## Short exercise
Could you return, word for word, the part of the Great Sanhedrin text starting at "The Great Sanhedrin" and ending at "opportunity for usury."?

The Great Sanhedrin in Paris

§ 475 The decree of the National Assembly of 27 February 1791, which granted the Jews all civil rights if they would take the constitutional oath, had no great influence on the development of their condition. They remained, as before, outside the nation and its great interests; the history of the revolution passed by them without influence; none of them intervened in it in any way and linked his name with its history; the only thing the revolution meant for them was only this one, that it gave them an unpunished opportunity for usury.
§ 476 The complaints about usury finally became so threatening — especially in the Rhine departments — that Napoleon believed he had to apply a decisive means. He summoned an assembly of Jewish deputies to Paris and had several questions put to them by his government officials as to whether, according to their law, it was permitted to them to regard the laws of the people in whose midst they lived also as their own, the members of the people as their brothers, and to arrange their way of life accordingly. After the deputies had answered the question in the affirmative, Napoleon in the year 1807 summoned a Grand Sanhedrin, so that through its resolutions the decisions of the Jewish deputies might receive the force of legal resolutions.

## Data segment
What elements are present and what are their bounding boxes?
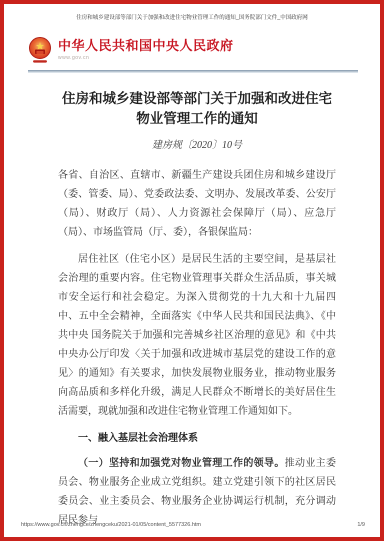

## Task solution
The Great Sanhedrin in Paris

§ 475 The decree of the National Assembly of 27 February 1791, which granted the Jews all civil rights if they would take the constitutional oath, had no great influence on the development of their condition. They remained, as before, outside the nation and its great interests; the history of the revolution passed by them without influence; none of them intervened in it in any way and linked his name with its history; the only thing the revolution meant for them was only this one, that it gave them an unpunished opportunity for usury.